===== Data excerpts

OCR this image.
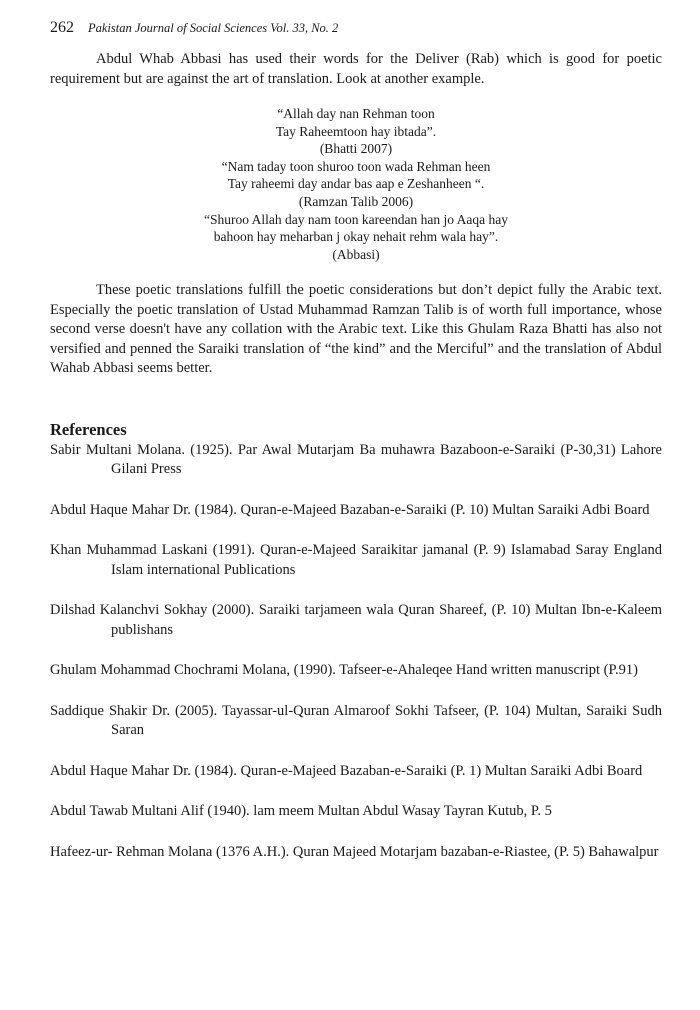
262 Pakistan Journal of Social Sciences Vol. 33, No. 2

Abdul Whab Abbasi has used their words for the Deliver (Rab) which is good for poetic requirement but are against the art of translation. Look at another example.

“Allah day nan Rehman toon
Tay Raheemtoon hay ibtada”.
(Bhatti 2007)
“Nam taday toon shuroo toon wada Rehman heen
Tay raheemi day andar bas aap e Zeshanheen “.
(Ramzan Talib 2006)
“Shuroo Allah day nam toon kareendan han jo Aaqa hay
bahoon hay meharban j okay nehait rehm wala hay”.
(Abbasi)

These poetic translations fulfill the poetic considerations but don’t depict fully the Arabic text. Especially the poetic translation of Ustad Muhammad Ramzan Talib is of worth full importance, whose second verse doesn't have any collation with the Arabic text. Like this Ghulam Raza Bhatti has also not versified and penned the Saraiki translation of “the kind” and the Merciful” and the translation of Abdul Wahab Abbasi seems better.

References

Sabir Multani Molana. (1925). Par Awal Mutarjam Ba muhawra Bazaboon-e-Saraiki (P-30,31) Lahore Gilani Press

Abdul Haque Mahar Dr. (1984). Quran-e-Majeed Bazaban-e-Saraiki (P. 10) Multan Saraiki Adbi Board

Khan Muhammad Laskani (1991). Quran-e-Majeed Saraikitar jamanal (P. 9) Islamabad Saray England Islam international Publications

Dilshad Kalanchvi Sokhay (2000). Saraiki tarjameen wala Quran Shareef, (P. 10) Multan Ibn-e-Kaleem publishans

Ghulam Mohammad Chochrami Molana, (1990). Tafseer-e-Ahaleqee Hand written manuscript (P.91)

Saddique Shakir Dr. (2005). Tayassar-ul-Quran Almaroof Sokhi Tafseer, (P. 104) Multan, Saraiki Sudh Saran

Abdul Haque Mahar Dr. (1984). Quran-e-Majeed Bazaban-e-Saraiki (P. 1) Multan Saraiki Adbi Board

Abdul Tawab Multani Alif (1940). lam meem Multan Abdul Wasay Tayran Kutub, P. 5

Hafeez-ur- Rehman Molana (1376 A.H.). Quran Majeed Motarjam bazaban-e-Riastee, (P. 5) Bahawalpur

==========

Task details:
Your copy of the data should match it exactly, except that pictures are left out.

Final result:
OCR this image.
262 Pakistan Journal of Social Sciences Vol. 33, No. 2

Abdul Whab Abbasi has used their words for the Deliver (Rab) which is good for poetic requirement but are against the art of translation. Look at another example.

“Allah day nan Rehman toon
Tay Raheemtoon hay ibtada”.
(Bhatti 2007)
“Nam taday toon shuroo toon wada Rehman heen
Tay raheemi day andar bas aap e Zeshanheen “.
(Ramzan Talib 2006)
“Shuroo Allah day nam toon kareendan han jo Aaqa hay
bahoon hay meharban j okay nehait rehm wala hay”.
(Abbasi)

These poetic translations fulfill the poetic considerations but don’t depict fully the Arabic text. Especially the poetic translation of Ustad Muhammad Ramzan Talib is of worth full importance, whose second verse doesn't have any collation with the Arabic text. Like this Ghulam Raza Bhatti has also not versified and penned the Saraiki translation of “the kind” and the Merciful” and the translation of Abdul Wahab Abbasi seems better.

References

Sabir Multani Molana. (1925). Par Awal Mutarjam Ba muhawra Bazaboon-e-Saraiki (P-30,31) Lahore Gilani Press

Abdul Haque Mahar Dr. (1984). Quran-e-Majeed Bazaban-e-Saraiki (P. 10) Multan Saraiki Adbi Board

Khan Muhammad Laskani (1991). Quran-e-Majeed Saraikitar jamanal (P. 9) Islamabad Saray England Islam international Publications

Dilshad Kalanchvi Sokhay (2000). Saraiki tarjameen wala Quran Shareef, (P. 10) Multan Ibn-e-Kaleem publishans

Ghulam Mohammad Chochrami Molana, (1990). Tafseer-e-Ahaleqee Hand written manuscript (P.91)

Saddique Shakir Dr. (2005). Tayassar-ul-Quran Almaroof Sokhi Tafseer, (P. 104) Multan, Saraiki Sudh Saran

Abdul Haque Mahar Dr. (1984). Quran-e-Majeed Bazaban-e-Saraiki (P. 1) Multan Saraiki Adbi Board

Abdul Tawab Multani Alif (1940). lam meem Multan Abdul Wasay Tayran Kutub, P. 5

Hafeez-ur- Rehman Molana (1376 A.H.). Quran Majeed Motarjam bazaban-e-Riastee, (P. 5) Bahawalpur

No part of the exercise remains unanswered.